> The request
Check every line below for the string "sLIPUS", and copy the lines that contain it.

> Data to process
---
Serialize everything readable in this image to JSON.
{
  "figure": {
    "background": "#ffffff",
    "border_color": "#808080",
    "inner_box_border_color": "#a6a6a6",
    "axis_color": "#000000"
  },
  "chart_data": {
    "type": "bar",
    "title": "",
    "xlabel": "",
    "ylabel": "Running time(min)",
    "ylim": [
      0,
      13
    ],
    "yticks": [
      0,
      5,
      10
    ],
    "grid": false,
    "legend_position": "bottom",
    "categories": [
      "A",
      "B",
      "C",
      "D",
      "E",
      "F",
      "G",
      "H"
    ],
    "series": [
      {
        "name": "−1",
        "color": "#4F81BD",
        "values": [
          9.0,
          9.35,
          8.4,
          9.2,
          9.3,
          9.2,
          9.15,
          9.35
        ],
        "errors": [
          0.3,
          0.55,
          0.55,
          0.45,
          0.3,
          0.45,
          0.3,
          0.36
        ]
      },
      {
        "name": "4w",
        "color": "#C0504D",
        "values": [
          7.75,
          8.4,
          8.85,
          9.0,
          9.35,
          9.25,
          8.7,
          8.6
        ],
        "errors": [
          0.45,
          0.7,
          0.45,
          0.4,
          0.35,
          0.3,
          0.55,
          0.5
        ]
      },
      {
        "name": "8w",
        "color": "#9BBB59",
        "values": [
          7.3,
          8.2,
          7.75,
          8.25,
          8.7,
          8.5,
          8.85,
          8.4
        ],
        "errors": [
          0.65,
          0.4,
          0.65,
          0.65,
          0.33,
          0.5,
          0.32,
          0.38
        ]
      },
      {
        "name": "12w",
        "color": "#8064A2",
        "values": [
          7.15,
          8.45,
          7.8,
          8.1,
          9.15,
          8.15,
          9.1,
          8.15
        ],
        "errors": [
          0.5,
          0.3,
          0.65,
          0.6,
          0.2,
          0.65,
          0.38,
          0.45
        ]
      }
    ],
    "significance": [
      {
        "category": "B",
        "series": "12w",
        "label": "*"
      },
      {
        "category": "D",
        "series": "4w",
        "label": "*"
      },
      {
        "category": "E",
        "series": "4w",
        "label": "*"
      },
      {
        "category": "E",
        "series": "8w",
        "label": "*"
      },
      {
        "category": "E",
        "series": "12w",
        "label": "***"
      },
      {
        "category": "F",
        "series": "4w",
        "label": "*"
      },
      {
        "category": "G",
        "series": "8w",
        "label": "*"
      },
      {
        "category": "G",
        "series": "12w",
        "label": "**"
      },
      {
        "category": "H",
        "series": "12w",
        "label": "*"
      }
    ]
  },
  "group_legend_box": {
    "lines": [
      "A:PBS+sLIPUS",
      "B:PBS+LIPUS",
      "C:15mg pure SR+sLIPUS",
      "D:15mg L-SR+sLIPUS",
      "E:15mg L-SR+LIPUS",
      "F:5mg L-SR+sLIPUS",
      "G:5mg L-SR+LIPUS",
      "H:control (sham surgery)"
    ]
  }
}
---
> The answer
      "A:PBS+sLIPUS",
      "C:15mg pure SR+sLIPUS",
      "D:15mg L-SR+sLIPUS",
      "F:5mg L-SR+sLIPUS",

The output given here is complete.